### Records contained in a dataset
-.-.-

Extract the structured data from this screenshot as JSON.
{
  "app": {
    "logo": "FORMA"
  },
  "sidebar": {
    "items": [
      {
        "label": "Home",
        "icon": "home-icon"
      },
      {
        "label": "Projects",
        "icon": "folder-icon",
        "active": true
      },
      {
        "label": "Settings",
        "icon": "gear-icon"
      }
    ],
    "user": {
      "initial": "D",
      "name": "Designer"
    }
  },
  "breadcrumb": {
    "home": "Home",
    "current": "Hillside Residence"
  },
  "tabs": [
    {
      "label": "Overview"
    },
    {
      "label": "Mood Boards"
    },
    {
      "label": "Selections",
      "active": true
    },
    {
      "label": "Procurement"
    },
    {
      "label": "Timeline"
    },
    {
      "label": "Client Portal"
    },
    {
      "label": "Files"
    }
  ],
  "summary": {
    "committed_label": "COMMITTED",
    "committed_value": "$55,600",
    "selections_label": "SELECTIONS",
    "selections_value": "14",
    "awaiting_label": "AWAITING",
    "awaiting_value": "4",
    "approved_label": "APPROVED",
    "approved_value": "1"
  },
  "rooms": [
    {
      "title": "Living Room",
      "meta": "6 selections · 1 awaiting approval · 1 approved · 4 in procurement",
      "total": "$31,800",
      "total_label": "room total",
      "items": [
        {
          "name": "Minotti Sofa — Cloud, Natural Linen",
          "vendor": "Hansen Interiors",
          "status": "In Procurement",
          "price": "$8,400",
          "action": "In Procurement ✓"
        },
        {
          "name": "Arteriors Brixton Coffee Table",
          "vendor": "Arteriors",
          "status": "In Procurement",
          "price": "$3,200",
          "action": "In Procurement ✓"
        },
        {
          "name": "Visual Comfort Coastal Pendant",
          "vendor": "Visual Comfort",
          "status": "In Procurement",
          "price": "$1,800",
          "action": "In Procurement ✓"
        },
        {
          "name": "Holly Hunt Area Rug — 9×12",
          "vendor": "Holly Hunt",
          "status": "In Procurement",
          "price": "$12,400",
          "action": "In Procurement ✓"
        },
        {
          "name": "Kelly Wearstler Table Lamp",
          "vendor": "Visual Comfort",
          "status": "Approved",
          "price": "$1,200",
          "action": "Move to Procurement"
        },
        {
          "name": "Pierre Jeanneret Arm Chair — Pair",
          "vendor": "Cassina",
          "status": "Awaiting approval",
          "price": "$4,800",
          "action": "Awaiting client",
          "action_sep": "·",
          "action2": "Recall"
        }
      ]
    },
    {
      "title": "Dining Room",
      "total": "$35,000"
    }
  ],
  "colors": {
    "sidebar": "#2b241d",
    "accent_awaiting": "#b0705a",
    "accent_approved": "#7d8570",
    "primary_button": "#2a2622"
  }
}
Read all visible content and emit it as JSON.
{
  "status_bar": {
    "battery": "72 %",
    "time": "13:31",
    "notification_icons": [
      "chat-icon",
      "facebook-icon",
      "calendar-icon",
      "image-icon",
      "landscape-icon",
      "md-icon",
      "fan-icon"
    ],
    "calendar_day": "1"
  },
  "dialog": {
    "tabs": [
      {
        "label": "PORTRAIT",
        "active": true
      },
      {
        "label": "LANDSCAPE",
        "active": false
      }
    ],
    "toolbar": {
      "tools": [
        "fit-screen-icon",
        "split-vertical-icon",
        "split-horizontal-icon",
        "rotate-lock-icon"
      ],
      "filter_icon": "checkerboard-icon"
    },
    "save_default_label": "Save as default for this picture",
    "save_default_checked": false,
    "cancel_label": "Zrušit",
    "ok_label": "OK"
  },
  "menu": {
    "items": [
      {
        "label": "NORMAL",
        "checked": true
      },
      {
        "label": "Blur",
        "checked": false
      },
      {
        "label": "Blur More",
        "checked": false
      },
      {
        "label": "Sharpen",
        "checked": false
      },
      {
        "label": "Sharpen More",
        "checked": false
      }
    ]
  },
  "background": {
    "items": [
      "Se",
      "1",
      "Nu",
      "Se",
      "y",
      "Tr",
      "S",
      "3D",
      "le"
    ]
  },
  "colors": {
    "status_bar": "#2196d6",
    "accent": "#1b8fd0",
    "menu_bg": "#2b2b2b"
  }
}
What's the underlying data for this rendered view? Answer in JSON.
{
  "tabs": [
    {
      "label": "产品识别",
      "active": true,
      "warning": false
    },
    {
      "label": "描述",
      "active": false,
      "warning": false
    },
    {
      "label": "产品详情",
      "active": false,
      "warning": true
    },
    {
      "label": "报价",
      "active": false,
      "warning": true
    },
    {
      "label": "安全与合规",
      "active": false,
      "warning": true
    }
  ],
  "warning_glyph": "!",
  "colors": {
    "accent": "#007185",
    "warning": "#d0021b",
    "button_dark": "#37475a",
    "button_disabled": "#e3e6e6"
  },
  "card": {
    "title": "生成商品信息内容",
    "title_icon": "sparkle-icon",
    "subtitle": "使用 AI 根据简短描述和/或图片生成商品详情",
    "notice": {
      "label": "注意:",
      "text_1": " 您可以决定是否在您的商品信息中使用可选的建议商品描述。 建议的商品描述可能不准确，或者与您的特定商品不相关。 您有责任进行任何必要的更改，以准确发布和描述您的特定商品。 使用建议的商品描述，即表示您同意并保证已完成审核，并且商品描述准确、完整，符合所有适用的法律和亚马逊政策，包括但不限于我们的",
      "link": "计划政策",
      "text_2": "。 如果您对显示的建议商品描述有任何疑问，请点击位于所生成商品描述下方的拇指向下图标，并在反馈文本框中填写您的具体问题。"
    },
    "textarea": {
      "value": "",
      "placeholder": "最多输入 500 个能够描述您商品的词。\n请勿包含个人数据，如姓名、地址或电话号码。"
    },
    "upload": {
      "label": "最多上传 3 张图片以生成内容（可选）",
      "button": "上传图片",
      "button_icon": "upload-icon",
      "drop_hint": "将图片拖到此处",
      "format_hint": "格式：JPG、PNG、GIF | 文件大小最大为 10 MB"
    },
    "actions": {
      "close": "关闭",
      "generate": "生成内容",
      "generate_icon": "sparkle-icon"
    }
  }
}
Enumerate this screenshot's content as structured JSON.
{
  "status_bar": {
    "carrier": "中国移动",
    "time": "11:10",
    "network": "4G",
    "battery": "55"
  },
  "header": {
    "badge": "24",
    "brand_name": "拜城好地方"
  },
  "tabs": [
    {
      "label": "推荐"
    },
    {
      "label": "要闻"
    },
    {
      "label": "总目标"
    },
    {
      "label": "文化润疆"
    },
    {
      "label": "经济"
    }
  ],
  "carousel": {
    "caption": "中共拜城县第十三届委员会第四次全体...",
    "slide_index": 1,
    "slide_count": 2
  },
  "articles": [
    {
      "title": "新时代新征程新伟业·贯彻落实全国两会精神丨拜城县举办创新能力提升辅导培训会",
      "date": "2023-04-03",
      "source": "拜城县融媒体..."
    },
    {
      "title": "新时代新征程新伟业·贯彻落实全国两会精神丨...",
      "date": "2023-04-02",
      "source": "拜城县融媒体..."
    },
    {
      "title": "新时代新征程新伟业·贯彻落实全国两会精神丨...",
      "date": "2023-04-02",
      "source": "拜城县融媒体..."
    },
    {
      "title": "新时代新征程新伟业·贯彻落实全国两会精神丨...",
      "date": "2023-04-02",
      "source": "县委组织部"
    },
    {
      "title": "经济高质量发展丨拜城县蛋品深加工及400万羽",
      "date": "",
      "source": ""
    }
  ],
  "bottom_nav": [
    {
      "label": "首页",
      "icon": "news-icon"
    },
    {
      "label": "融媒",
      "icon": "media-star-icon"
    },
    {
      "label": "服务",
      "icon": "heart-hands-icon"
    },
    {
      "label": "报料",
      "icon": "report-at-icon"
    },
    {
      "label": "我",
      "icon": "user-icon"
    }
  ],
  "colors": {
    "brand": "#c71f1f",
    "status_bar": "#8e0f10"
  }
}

-.-.-

### Task description
Set every line of the listing down word for word.

### Solution to this problem
Extract the structured data from this screenshot as JSON.
{
  "app": {
    "logo": "FORMA"
  },
  "sidebar": {
    "items": [
      {
        "label": "Home",
        "icon": "home-icon"
      },
      {
        "label": "Projects",
        "icon": "folder-icon",
        "active": true
      },
      {
        "label": "Settings",
        "icon": "gear-icon"
      }
    ],
    "user": {
      "initial": "D",
      "name": "Designer"
    }
  },
  "breadcrumb": {
    "home": "Home",
    "current": "Hillside Residence"
  },
  "tabs": [
    {
      "label": "Overview"
    },
    {
      "label": "Mood Boards"
    },
    {
      "label": "Selections",
      "active": true
    },
    {
      "label": "Procurement"
    },
    {
      "label": "Timeline"
    },
    {
      "label": "Client Portal"
    },
    {
      "label": "Files"
    }
  ],
  "summary": {
    "committed_label": "COMMITTED",
    "committed_value": "$55,600",
    "selections_label": "SELECTIONS",
    "selections_value": "14",
    "awaiting_label": "AWAITING",
    "awaiting_value": "4",
    "approved_label": "APPROVED",
    "approved_value": "1"
  },
  "rooms": [
    {
      "title": "Living Room",
      "meta": "6 selections · 1 awaiting approval · 1 approved · 4 in procurement",
      "total": "$31,800",
      "total_label": "room total",
      "items": [
        {
          "name": "Minotti Sofa — Cloud, Natural Linen",
          "vendor": "Hansen Interiors",
          "status": "In Procurement",
          "price": "$8,400",
          "action": "In Procurement ✓"
        },
        {
          "name": "Arteriors Brixton Coffee Table",
          "vendor": "Arteriors",
          "status": "In Procurement",
          "price": "$3,200",
          "action": "In Procurement ✓"
        },
        {
          "name": "Visual Comfort Coastal Pendant",
          "vendor": "Visual Comfort",
          "status": "In Procurement",
          "price": "$1,800",
          "action": "In Procurement ✓"
        },
        {
          "name": "Holly Hunt Area Rug — 9×12",
          "vendor": "Holly Hunt",
          "status": "In Procurement",
          "price": "$12,400",
          "action": "In Procurement ✓"
        },
        {
          "name": "Kelly Wearstler Table Lamp",
          "vendor": "Visual Comfort",
          "status": "Approved",
          "price": "$1,200",
          "action": "Move to Procurement"
        },
        {
          "name": "Pierre Jeanneret Arm Chair — Pair",
          "vendor": "Cassina",
          "status": "Awaiting approval",
          "price": "$4,800",
          "action": "Awaiting client",
          "action_sep": "·",
          "action2": "Recall"
        }
      ]
    },
    {
      "title": "Dining Room",
      "total": "$35,000"
    }
  ],
  "colors": {
    "sidebar": "#2b241d",
    "accent_awaiting": "#b0705a",
    "accent_approved": "#7d8570",
    "primary_button": "#2a2622"
  }
}
Read all visible content and emit it as JSON.
{
  "status_bar": {
    "battery": "72 %",
    "time": "13:31",
    "notification_icons": [
      "chat-icon",
      "facebook-icon",
      "calendar-icon",
      "image-icon",
      "landscape-icon",
      "md-icon",
      "fan-icon"
    ],
    "calendar_day": "1"
  },
  "dialog": {
    "tabs": [
      {
        "label": "PORTRAIT",
        "active": true
      },
      {
        "label": "LANDSCAPE",
        "active": false
      }
    ],
    "toolbar": {
      "tools": [
        "fit-screen-icon",
        "split-vertical-icon",
        "split-horizontal-icon",
        "rotate-lock-icon"
      ],
      "filter_icon": "checkerboard-icon"
    },
    "save_default_label": "Save as default for this picture",
    "save_default_checked": false,
    "cancel_label": "Zrušit",
    "ok_label": "OK"
  },
  "menu": {
    "items": [
      {
        "label": "NORMAL",
        "checked": true
      },
      {
        "label": "Blur",
        "checked": false
      },
      {
        "label": "Blur More",
        "checked": false
      },
      {
        "label": "Sharpen",
        "checked": false
      },
      {
        "label": "Sharpen More",
        "checked": false
      }
    ]
  },
  "background": {
    "items": [
      "Se",
      "1",
      "Nu",
      "Se",
      "y",
      "Tr",
      "S",
      "3D",
      "le"
    ]
  },
  "colors": {
    "status_bar": "#2196d6",
    "accent": "#1b8fd0",
    "menu_bg": "#2b2b2b"
  }
}
What's the underlying data for this rendered view? Answer in JSON.
{
  "tabs": [
    {
      "label": "产品识别",
      "active": true,
      "warning": false
    },
    {
      "label": "描述",
      "active": false,
      "warning": false
    },
    {
      "label": "产品详情",
      "active": false,
      "warning": true
    },
    {
      "label": "报价",
      "active": false,
      "warning": true
    },
    {
      "label": "安全与合规",
      "active": false,
      "warning": true
    }
  ],
  "warning_glyph": "!",
  "colors": {
    "accent": "#007185",
    "warning": "#d0021b",
    "button_dark": "#37475a",
    "button_disabled": "#e3e6e6"
  },
  "card": {
    "title": "生成商品信息内容",
    "title_icon": "sparkle-icon",
    "subtitle": "使用 AI 根据简短描述和/或图片生成商品详情",
    "notice": {
      "label": "注意:",
      "text_1": " 您可以决定是否在您的商品信息中使用可选的建议商品描述。 建议的商品描述可能不准确，或者与您的特定商品不相关。 您有责任进行任何必要的更改，以准确发布和描述您的特定商品。 使用建议的商品描述，即表示您同意并保证已完成审核，并且商品描述准确、完整，符合所有适用的法律和亚马逊政策，包括但不限于我们的",
      "link": "计划政策",
      "text_2": "。 如果您对显示的建议商品描述有任何疑问，请点击位于所生成商品描述下方的拇指向下图标，并在反馈文本框中填写您的具体问题。"
    },
    "textarea": {
      "value": "",
      "placeholder": "最多输入 500 个能够描述您商品的词。\n请勿包含个人数据，如姓名、地址或电话号码。"
    },
    "upload": {
      "label": "最多上传 3 张图片以生成内容（可选）",
      "button": "上传图片",
      "button_icon": "upload-icon",
      "drop_hint": "将图片拖到此处",
      "format_hint": "格式：JPG、PNG、GIF | 文件大小最大为 10 MB"
    },
    "actions": {
      "close": "关闭",
      "generate": "生成内容",
      "generate_icon": "sparkle-icon"
    }
  }
}
Enumerate this screenshot's content as structured JSON.
{
  "status_bar": {
    "carrier": "中国移动",
    "time": "11:10",
    "network": "4G",
    "battery": "55"
  },
  "header": {
    "badge": "24",
    "brand_name": "拜城好地方"
  },
  "tabs": [
    {
      "label": "推荐"
    },
    {
      "label": "要闻"
    },
    {
      "label": "总目标"
    },
    {
      "label": "文化润疆"
    },
    {
      "label": "经济"
    }
  ],
  "carousel": {
    "caption": "中共拜城县第十三届委员会第四次全体...",
    "slide_index": 1,
    "slide_count": 2
  },
  "articles": [
    {
      "title": "新时代新征程新伟业·贯彻落实全国两会精神丨拜城县举办创新能力提升辅导培训会",
      "date": "2023-04-03",
      "source": "拜城县融媒体..."
    },
    {
      "title": "新时代新征程新伟业·贯彻落实全国两会精神丨...",
      "date": "2023-04-02",
      "source": "拜城县融媒体..."
    },
    {
      "title": "新时代新征程新伟业·贯彻落实全国两会精神丨...",
      "date": "2023-04-02",
      "source": "拜城县融媒体..."
    },
    {
      "title": "新时代新征程新伟业·贯彻落实全国两会精神丨...",
      "date": "2023-04-02",
      "source": "县委组织部"
    },
    {
      "title": "经济高质量发展丨拜城县蛋品深加工及400万羽",
      "date": "",
      "source": ""
    }
  ],
  "bottom_nav": [
    {
      "label": "首页",
      "icon": "news-icon"
    },
    {
      "label": "融媒",
      "icon": "media-star-icon"
    },
    {
      "label": "服务",
      "icon": "heart-hands-icon"
    },
    {
      "label": "报料",
      "icon": "report-at-icon"
    },
    {
      "label": "我",
      "icon": "user-icon"
    }
  ],
  "colors": {
    "brand": "#c71f1f",
    "status_bar": "#8e0f10"
  }
}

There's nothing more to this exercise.